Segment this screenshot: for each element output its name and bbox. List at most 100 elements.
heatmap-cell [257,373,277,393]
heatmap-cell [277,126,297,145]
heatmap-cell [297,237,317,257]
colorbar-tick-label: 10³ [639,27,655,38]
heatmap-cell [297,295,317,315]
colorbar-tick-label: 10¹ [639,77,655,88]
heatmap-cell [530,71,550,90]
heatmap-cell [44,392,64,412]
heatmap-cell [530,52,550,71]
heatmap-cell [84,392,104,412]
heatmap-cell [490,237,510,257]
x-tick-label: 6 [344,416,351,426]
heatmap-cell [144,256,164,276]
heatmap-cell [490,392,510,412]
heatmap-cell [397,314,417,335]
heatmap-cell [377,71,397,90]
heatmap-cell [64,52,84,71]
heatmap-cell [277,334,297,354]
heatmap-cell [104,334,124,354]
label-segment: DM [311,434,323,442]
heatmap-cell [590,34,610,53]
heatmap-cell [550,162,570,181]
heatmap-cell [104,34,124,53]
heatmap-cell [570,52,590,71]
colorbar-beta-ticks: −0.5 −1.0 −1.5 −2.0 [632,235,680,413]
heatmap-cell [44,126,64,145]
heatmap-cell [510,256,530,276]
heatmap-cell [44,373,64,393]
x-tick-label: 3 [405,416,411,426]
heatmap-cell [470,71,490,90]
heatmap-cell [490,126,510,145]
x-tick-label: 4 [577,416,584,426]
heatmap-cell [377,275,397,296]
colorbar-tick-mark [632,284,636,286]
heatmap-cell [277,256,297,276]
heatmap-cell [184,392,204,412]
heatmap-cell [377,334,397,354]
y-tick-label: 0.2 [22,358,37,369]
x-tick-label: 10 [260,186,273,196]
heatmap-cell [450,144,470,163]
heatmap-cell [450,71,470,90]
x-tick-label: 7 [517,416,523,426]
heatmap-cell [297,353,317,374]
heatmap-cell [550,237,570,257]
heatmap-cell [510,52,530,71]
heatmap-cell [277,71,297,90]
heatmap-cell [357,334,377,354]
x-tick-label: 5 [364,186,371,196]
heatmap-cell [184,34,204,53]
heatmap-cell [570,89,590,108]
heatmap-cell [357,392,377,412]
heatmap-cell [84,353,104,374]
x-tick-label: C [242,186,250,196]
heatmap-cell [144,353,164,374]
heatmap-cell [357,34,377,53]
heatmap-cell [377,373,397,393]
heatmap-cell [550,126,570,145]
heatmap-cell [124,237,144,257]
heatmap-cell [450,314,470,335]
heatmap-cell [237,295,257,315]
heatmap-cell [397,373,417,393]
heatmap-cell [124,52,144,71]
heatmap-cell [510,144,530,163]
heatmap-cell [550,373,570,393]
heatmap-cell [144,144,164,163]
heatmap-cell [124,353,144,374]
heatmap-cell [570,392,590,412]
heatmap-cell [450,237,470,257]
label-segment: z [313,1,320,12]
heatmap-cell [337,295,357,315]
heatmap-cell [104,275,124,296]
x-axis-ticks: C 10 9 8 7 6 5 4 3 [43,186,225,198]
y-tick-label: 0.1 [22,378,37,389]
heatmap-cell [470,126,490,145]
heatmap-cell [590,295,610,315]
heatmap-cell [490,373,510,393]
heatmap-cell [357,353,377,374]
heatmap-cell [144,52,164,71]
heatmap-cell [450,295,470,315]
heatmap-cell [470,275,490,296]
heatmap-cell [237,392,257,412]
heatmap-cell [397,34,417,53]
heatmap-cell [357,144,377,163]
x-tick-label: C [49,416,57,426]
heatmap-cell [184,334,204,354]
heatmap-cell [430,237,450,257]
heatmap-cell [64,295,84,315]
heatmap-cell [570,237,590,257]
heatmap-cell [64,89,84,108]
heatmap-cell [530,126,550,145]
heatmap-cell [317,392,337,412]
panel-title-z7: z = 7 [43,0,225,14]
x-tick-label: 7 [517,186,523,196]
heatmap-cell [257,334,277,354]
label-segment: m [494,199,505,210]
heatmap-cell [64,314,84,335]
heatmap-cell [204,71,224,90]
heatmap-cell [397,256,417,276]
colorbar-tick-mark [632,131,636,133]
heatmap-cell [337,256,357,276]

### WHAT TO DO
Reproduce every line above verbatim, from the first line through the last, keeping each character, bracket, and number unchanged.

### CORRECT RESPONSE
Segment this screenshot: for each element output its name and bbox. List at most 100 elements.
heatmap-cell [257,373,277,393]
heatmap-cell [277,126,297,145]
heatmap-cell [297,237,317,257]
colorbar-tick-label: 10³ [639,27,655,38]
heatmap-cell [297,295,317,315]
colorbar-tick-label: 10¹ [639,77,655,88]
heatmap-cell [530,71,550,90]
heatmap-cell [44,392,64,412]
heatmap-cell [530,52,550,71]
heatmap-cell [84,392,104,412]
heatmap-cell [490,237,510,257]
x-tick-label: 6 [344,416,351,426]
heatmap-cell [144,256,164,276]
heatmap-cell [490,392,510,412]
heatmap-cell [397,314,417,335]
heatmap-cell [377,71,397,90]
heatmap-cell [64,52,84,71]
heatmap-cell [277,334,297,354]
heatmap-cell [104,334,124,354]
label-segment: DM [311,434,323,442]
heatmap-cell [590,34,610,53]
heatmap-cell [550,162,570,181]
heatmap-cell [104,34,124,53]
heatmap-cell [570,52,590,71]
colorbar-beta-ticks: −0.5 −1.0 −1.5 −2.0 [632,235,680,413]
heatmap-cell [44,126,64,145]
heatmap-cell [510,256,530,276]
heatmap-cell [44,373,64,393]
x-tick-label: 3 [405,416,411,426]
heatmap-cell [470,71,490,90]
heatmap-cell [490,126,510,145]
x-tick-label: 4 [577,416,584,426]
heatmap-cell [377,275,397,296]
colorbar-tick-mark [632,284,636,286]
heatmap-cell [277,256,297,276]
heatmap-cell [184,392,204,412]
heatmap-cell [377,334,397,354]
y-tick-label: 0.2 [22,358,37,369]
x-tick-label: 10 [260,186,273,196]
heatmap-cell [450,144,470,163]
heatmap-cell [450,71,470,90]
x-tick-label: 7 [517,416,523,426]
heatmap-cell [297,353,317,374]
heatmap-cell [550,237,570,257]
heatmap-cell [510,52,530,71]
heatmap-cell [277,71,297,90]
heatmap-cell [357,334,377,354]
x-tick-label: 5 [364,186,371,196]
heatmap-cell [184,34,204,53]
heatmap-cell [570,89,590,108]
heatmap-cell [357,392,377,412]
heatmap-cell [84,353,104,374]
x-tick-label: C [242,186,250,196]
heatmap-cell [144,353,164,374]
heatmap-cell [357,34,377,53]
heatmap-cell [377,373,397,393]
heatmap-cell [550,126,570,145]
heatmap-cell [124,237,144,257]
heatmap-cell [450,314,470,335]
heatmap-cell [237,295,257,315]
heatmap-cell [397,373,417,393]
heatmap-cell [124,52,144,71]
heatmap-cell [510,144,530,163]
heatmap-cell [550,373,570,393]
heatmap-cell [144,144,164,163]
heatmap-cell [124,353,144,374]
heatmap-cell [570,392,590,412]
heatmap-cell [450,237,470,257]
label-segment: z [313,1,320,12]
heatmap-cell [337,295,357,315]
heatmap-cell [104,275,124,296]
x-axis-ticks: C 10 9 8 7 6 5 4 3 [43,186,225,198]
y-tick-label: 0.1 [22,378,37,389]
heatmap-cell [470,126,490,145]
heatmap-cell [590,295,610,315]
heatmap-cell [490,373,510,393]
heatmap-cell [357,353,377,374]
heatmap-cell [144,52,164,71]
heatmap-cell [450,295,470,315]
heatmap-cell [470,275,490,296]
heatmap-cell [237,392,257,412]
heatmap-cell [397,34,417,53]
heatmap-cell [357,144,377,163]
x-tick-label: C [49,416,57,426]
heatmap-cell [184,334,204,354]
heatmap-cell [430,237,450,257]
heatmap-cell [64,295,84,315]
heatmap-cell [570,237,590,257]
heatmap-cell [64,89,84,108]
heatmap-cell [530,126,550,145]
heatmap-cell [317,392,337,412]
panel-title-z7: z = 7 [43,0,225,14]
x-tick-label: 7 [517,186,523,196]
heatmap-cell [257,334,277,354]
label-segment: m [494,199,505,210]
heatmap-cell [64,314,84,335]
heatmap-cell [204,71,224,90]
heatmap-cell [397,256,417,276]
colorbar-tick-mark [632,131,636,133]
heatmap-cell [337,256,357,276]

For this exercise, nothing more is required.